YOUR TASKS >>
**A.** Retype the part of the project description that opens with the words containing "The resolution of" and closes with "have been realised.".
**B.** In the project description, which technique will measure the optical properties of the fabricated structures?

ARTICLE >>
═══

The resolution of conventional optics is limited by diffraction, which allows only imaging of features that are larger than half of the wavelength of the probing light. While there are techniques to push this limit towards smaller wavelengths, like super-resolution imaging, use of deep-UV light, and optical near field probing, none of them offers a facile and low cost integration into mobile devices.
HMM structures, in principle, enable perfect imaging of nanoscale objects. At the current state of the art, only structures that work at one specific wavelength (in the UV-blue) visible range, related to a specific dielectric singularity (the epsilon-near-zero (ENZ) condition), have been realised.
The TEHRIS project will design novel multilayer systems that enable to achieve the dielectric singularity in the HMMs not only at a fixed frequency, but at a tunable wavelength within a spectral band in the visible and NIR range. To this end we will explore multiple dielectric materials and model the optical properties of the projected HMM within the effective medium theory (EMT). The structures with the desired properties will be fabricated by electron-beam evaporation, as well as atomic layer deposition of the materials and sputtering technique, and their optical properties will be measured by spectroscopic ellipsometry. With this approach, we will achieve multilayer films with only few hundreds of nanometer thickness that can function as perfect lenses, i.e. lead to a 1:1 image of nanoscale features.
The final objective of TEHRIS will be a proof of concept super-lens working at a tunable wavelength in the visible and NIR spectral range. Such films can be fabricated on surfaces with either micro- or macroscale lateral extension and therefore are extremely versatile for integration in today’s mobile systems and common electronics.

═══

DATA EXCERPT >>
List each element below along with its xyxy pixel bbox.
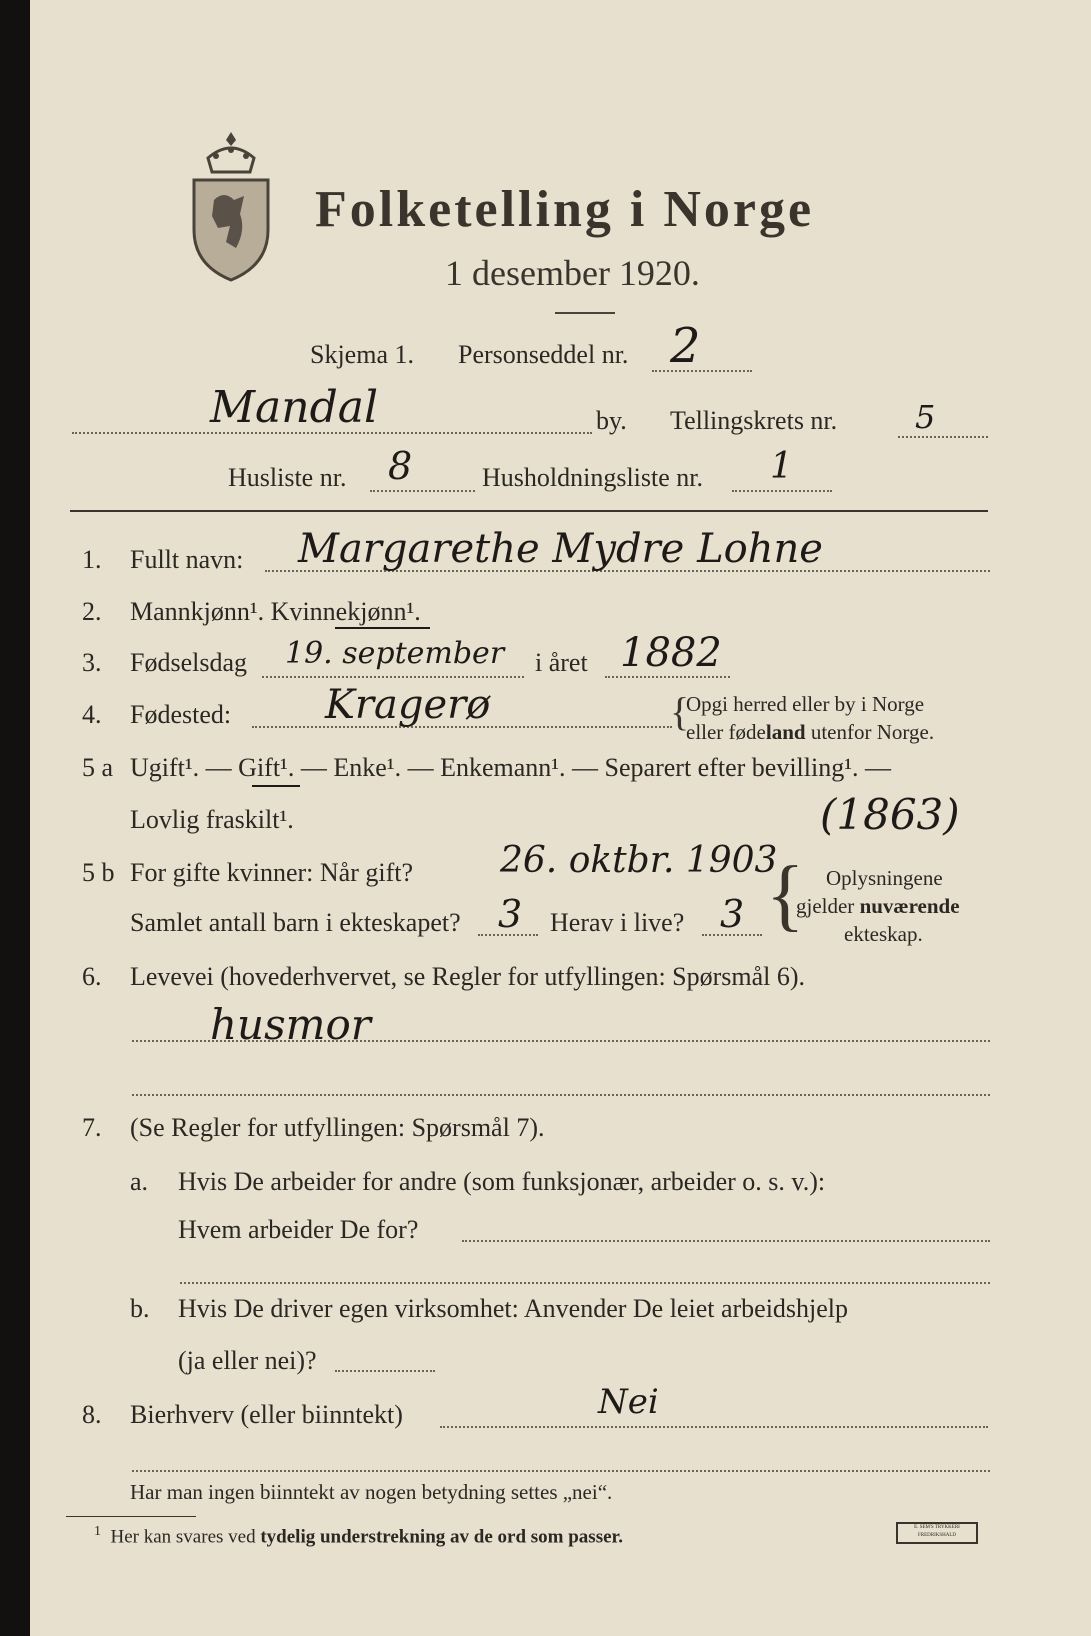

═══

EXERCISE SOLUTIONS >>
**A.**
The resolution of conventional optics is limited by diffraction, which allows only imaging of features that are larger than half of the wavelength of the probing light. While there are techniques to push this limit towards smaller wavelengths, like super-resolution imaging, use of deep-UV light, and optical near field probing, none of them offers a facile and low cost integration into mobile devices.
HMM structures, in principle, enable perfect imaging of nanoscale objects. At the current state of the art, only structures that work at one specific wavelength (in the UV-blue) visible range, related to a specific dielectric singularity (the epsilon-near-zero (ENZ) condition), have been realised.

**B.** Spectroscopic ellipsometry.